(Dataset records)
- - -

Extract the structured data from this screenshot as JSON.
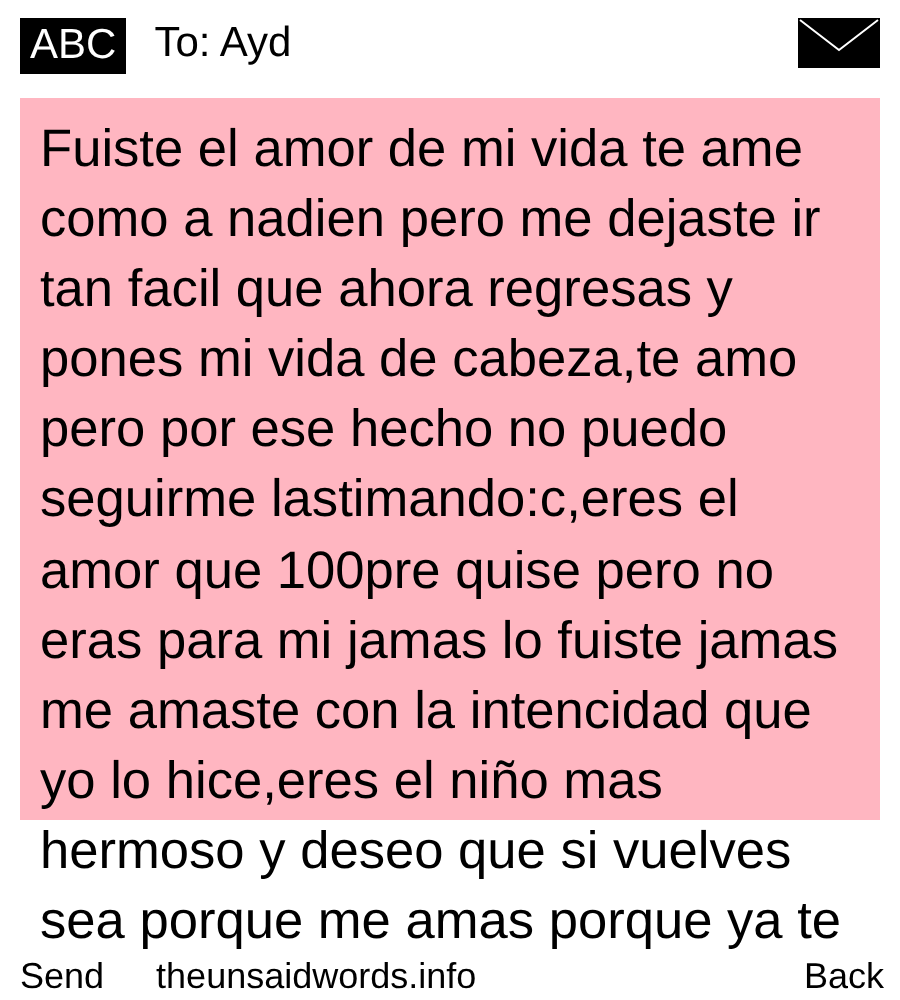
{
  "header": {
    "input_mode": "ABC",
    "recipient": "To: Ayd"
  },
  "message": {
    "text": "Fuiste el amor de mi vida te ame como a nadien pero me dejaste ir tan facil que ahora regresas y pones mi vida de cabeza,te amo pero por ese hecho no puedo seguirme lastimando:c,eres el amor que 100pre quise pero no eras para mi jamas lo fuiste jamas me amaste con la intencidad que yo lo hice,eres el niño mas hermoso y deseo que si vuelves sea porque me amas porque ya te"
  },
  "softkeys": [
    {
      "label": "Send"
    },
    {
      "label": "theunsaidwords.info"
    },
    {
      "label": "Back"
    }
  ]
}
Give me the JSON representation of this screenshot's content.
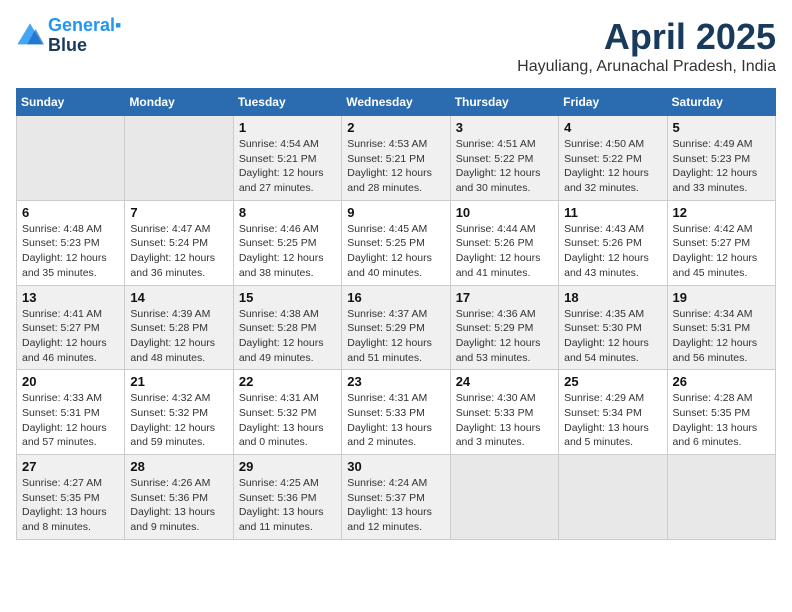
{
  "header": {
    "logo_line1": "General",
    "logo_line2": "Blue",
    "month": "April 2025",
    "location": "Hayuliang, Arunachal Pradesh, India"
  },
  "days_of_week": [
    "Sunday",
    "Monday",
    "Tuesday",
    "Wednesday",
    "Thursday",
    "Friday",
    "Saturday"
  ],
  "weeks": [
    [
      {
        "day": null
      },
      {
        "day": null
      },
      {
        "day": "1",
        "sunrise": "Sunrise: 4:54 AM",
        "sunset": "Sunset: 5:21 PM",
        "daylight": "Daylight: 12 hours and 27 minutes."
      },
      {
        "day": "2",
        "sunrise": "Sunrise: 4:53 AM",
        "sunset": "Sunset: 5:21 PM",
        "daylight": "Daylight: 12 hours and 28 minutes."
      },
      {
        "day": "3",
        "sunrise": "Sunrise: 4:51 AM",
        "sunset": "Sunset: 5:22 PM",
        "daylight": "Daylight: 12 hours and 30 minutes."
      },
      {
        "day": "4",
        "sunrise": "Sunrise: 4:50 AM",
        "sunset": "Sunset: 5:22 PM",
        "daylight": "Daylight: 12 hours and 32 minutes."
      },
      {
        "day": "5",
        "sunrise": "Sunrise: 4:49 AM",
        "sunset": "Sunset: 5:23 PM",
        "daylight": "Daylight: 12 hours and 33 minutes."
      }
    ],
    [
      {
        "day": "6",
        "sunrise": "Sunrise: 4:48 AM",
        "sunset": "Sunset: 5:23 PM",
        "daylight": "Daylight: 12 hours and 35 minutes."
      },
      {
        "day": "7",
        "sunrise": "Sunrise: 4:47 AM",
        "sunset": "Sunset: 5:24 PM",
        "daylight": "Daylight: 12 hours and 36 minutes."
      },
      {
        "day": "8",
        "sunrise": "Sunrise: 4:46 AM",
        "sunset": "Sunset: 5:25 PM",
        "daylight": "Daylight: 12 hours and 38 minutes."
      },
      {
        "day": "9",
        "sunrise": "Sunrise: 4:45 AM",
        "sunset": "Sunset: 5:25 PM",
        "daylight": "Daylight: 12 hours and 40 minutes."
      },
      {
        "day": "10",
        "sunrise": "Sunrise: 4:44 AM",
        "sunset": "Sunset: 5:26 PM",
        "daylight": "Daylight: 12 hours and 41 minutes."
      },
      {
        "day": "11",
        "sunrise": "Sunrise: 4:43 AM",
        "sunset": "Sunset: 5:26 PM",
        "daylight": "Daylight: 12 hours and 43 minutes."
      },
      {
        "day": "12",
        "sunrise": "Sunrise: 4:42 AM",
        "sunset": "Sunset: 5:27 PM",
        "daylight": "Daylight: 12 hours and 45 minutes."
      }
    ],
    [
      {
        "day": "13",
        "sunrise": "Sunrise: 4:41 AM",
        "sunset": "Sunset: 5:27 PM",
        "daylight": "Daylight: 12 hours and 46 minutes."
      },
      {
        "day": "14",
        "sunrise": "Sunrise: 4:39 AM",
        "sunset": "Sunset: 5:28 PM",
        "daylight": "Daylight: 12 hours and 48 minutes."
      },
      {
        "day": "15",
        "sunrise": "Sunrise: 4:38 AM",
        "sunset": "Sunset: 5:28 PM",
        "daylight": "Daylight: 12 hours and 49 minutes."
      },
      {
        "day": "16",
        "sunrise": "Sunrise: 4:37 AM",
        "sunset": "Sunset: 5:29 PM",
        "daylight": "Daylight: 12 hours and 51 minutes."
      },
      {
        "day": "17",
        "sunrise": "Sunrise: 4:36 AM",
        "sunset": "Sunset: 5:29 PM",
        "daylight": "Daylight: 12 hours and 53 minutes."
      },
      {
        "day": "18",
        "sunrise": "Sunrise: 4:35 AM",
        "sunset": "Sunset: 5:30 PM",
        "daylight": "Daylight: 12 hours and 54 minutes."
      },
      {
        "day": "19",
        "sunrise": "Sunrise: 4:34 AM",
        "sunset": "Sunset: 5:31 PM",
        "daylight": "Daylight: 12 hours and 56 minutes."
      }
    ],
    [
      {
        "day": "20",
        "sunrise": "Sunrise: 4:33 AM",
        "sunset": "Sunset: 5:31 PM",
        "daylight": "Daylight: 12 hours and 57 minutes."
      },
      {
        "day": "21",
        "sunrise": "Sunrise: 4:32 AM",
        "sunset": "Sunset: 5:32 PM",
        "daylight": "Daylight: 12 hours and 59 minutes."
      },
      {
        "day": "22",
        "sunrise": "Sunrise: 4:31 AM",
        "sunset": "Sunset: 5:32 PM",
        "daylight": "Daylight: 13 hours and 0 minutes."
      },
      {
        "day": "23",
        "sunrise": "Sunrise: 4:31 AM",
        "sunset": "Sunset: 5:33 PM",
        "daylight": "Daylight: 13 hours and 2 minutes."
      },
      {
        "day": "24",
        "sunrise": "Sunrise: 4:30 AM",
        "sunset": "Sunset: 5:33 PM",
        "daylight": "Daylight: 13 hours and 3 minutes."
      },
      {
        "day": "25",
        "sunrise": "Sunrise: 4:29 AM",
        "sunset": "Sunset: 5:34 PM",
        "daylight": "Daylight: 13 hours and 5 minutes."
      },
      {
        "day": "26",
        "sunrise": "Sunrise: 4:28 AM",
        "sunset": "Sunset: 5:35 PM",
        "daylight": "Daylight: 13 hours and 6 minutes."
      }
    ],
    [
      {
        "day": "27",
        "sunrise": "Sunrise: 4:27 AM",
        "sunset": "Sunset: 5:35 PM",
        "daylight": "Daylight: 13 hours and 8 minutes."
      },
      {
        "day": "28",
        "sunrise": "Sunrise: 4:26 AM",
        "sunset": "Sunset: 5:36 PM",
        "daylight": "Daylight: 13 hours and 9 minutes."
      },
      {
        "day": "29",
        "sunrise": "Sunrise: 4:25 AM",
        "sunset": "Sunset: 5:36 PM",
        "daylight": "Daylight: 13 hours and 11 minutes."
      },
      {
        "day": "30",
        "sunrise": "Sunrise: 4:24 AM",
        "sunset": "Sunset: 5:37 PM",
        "daylight": "Daylight: 13 hours and 12 minutes."
      },
      {
        "day": null
      },
      {
        "day": null
      },
      {
        "day": null
      }
    ]
  ]
}
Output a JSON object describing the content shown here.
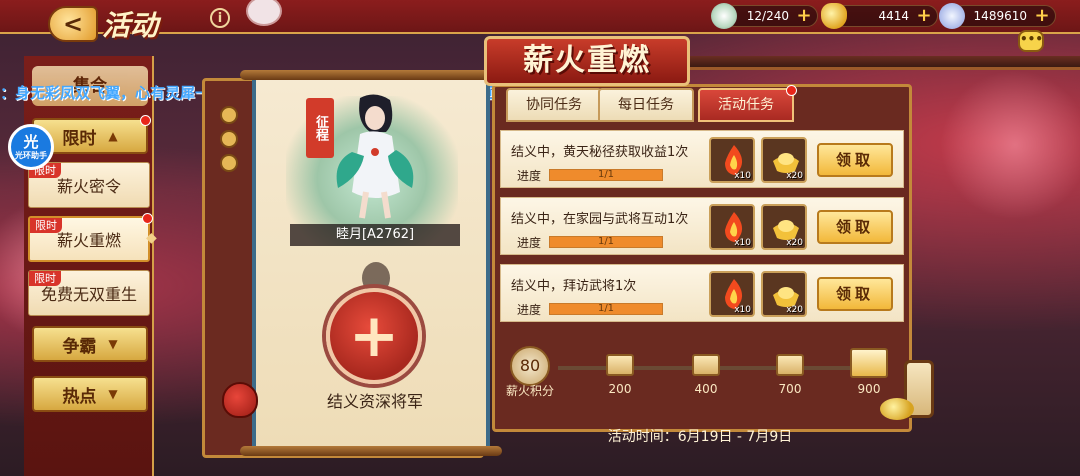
{
  "header": {
    "title": "活动",
    "back_label": "<",
    "info_label": "i",
    "chat_label": "•••"
  },
  "resources": [
    {
      "name": "stamina",
      "value": "12/240"
    },
    {
      "name": "gold",
      "value": "4414"
    },
    {
      "name": "jade",
      "value": "1489610"
    }
  ],
  "marquee": "：身无彩凤双飞翼，心有灵犀一点通！玩家陈留秦湘琳解锁翎沄诸葛果插画，真爱满满！",
  "overlay_logo": {
    "main": "光",
    "sub": "光环助手"
  },
  "sidebar": {
    "top_label": "集合",
    "groups": [
      {
        "label": "限时",
        "arrow": "▲"
      },
      {
        "label": "争霸",
        "arrow": "▼"
      },
      {
        "label": "热点",
        "arrow": "▼"
      }
    ],
    "items": [
      {
        "badge": "限时",
        "label": "薪火密令"
      },
      {
        "badge": "限时",
        "label": "薪火重燃"
      },
      {
        "badge": "限时",
        "label": "免费无双重生"
      }
    ]
  },
  "hero": {
    "tag": "征程",
    "name": "睦月[A2762]",
    "slot_label": "结义资深将军"
  },
  "event": {
    "title": "薪火重燃",
    "tabs": [
      "协同任务",
      "每日任务",
      "活动任务"
    ],
    "active_tab": 2,
    "tasks": [
      {
        "text": "结义中，黄天秘径获取收益1次",
        "progress_label": "进度",
        "progress": "1/1",
        "fill": 1.0,
        "rewards": [
          "x10",
          "x20"
        ],
        "claim": "领取"
      },
      {
        "text": "结义中，在家园与武将互动1次",
        "progress_label": "进度",
        "progress": "1/1",
        "fill": 1.0,
        "rewards": [
          "x10",
          "x20"
        ],
        "claim": "领取"
      },
      {
        "text": "结义中，拜访武将1次",
        "progress_label": "进度",
        "progress": "1/1",
        "fill": 1.0,
        "rewards": [
          "x10",
          "x20"
        ],
        "claim": "领取"
      }
    ],
    "points": {
      "value": "80",
      "label": "薪火积分"
    },
    "milestones": [
      "200",
      "400",
      "700",
      "900"
    ],
    "time_text": "活动时间：6月19日 - 7月9日"
  },
  "colors": {
    "accent_red": "#d23b2a",
    "gold": "#f2b83a",
    "paper": "#f6ead2",
    "marquee": "#44a8ff"
  }
}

- - -

▶ [TASK]:
Show all lines from the listing above in which "marquee" appears.

▶ [WORKED SOLUTION]:
  "marquee": "：身无彩凤双飞翼，心有灵犀一点通！玩家陈留秦湘琳解锁翎沄诸葛果插画，真爱满满！",
    "marquee": "#44a8ff"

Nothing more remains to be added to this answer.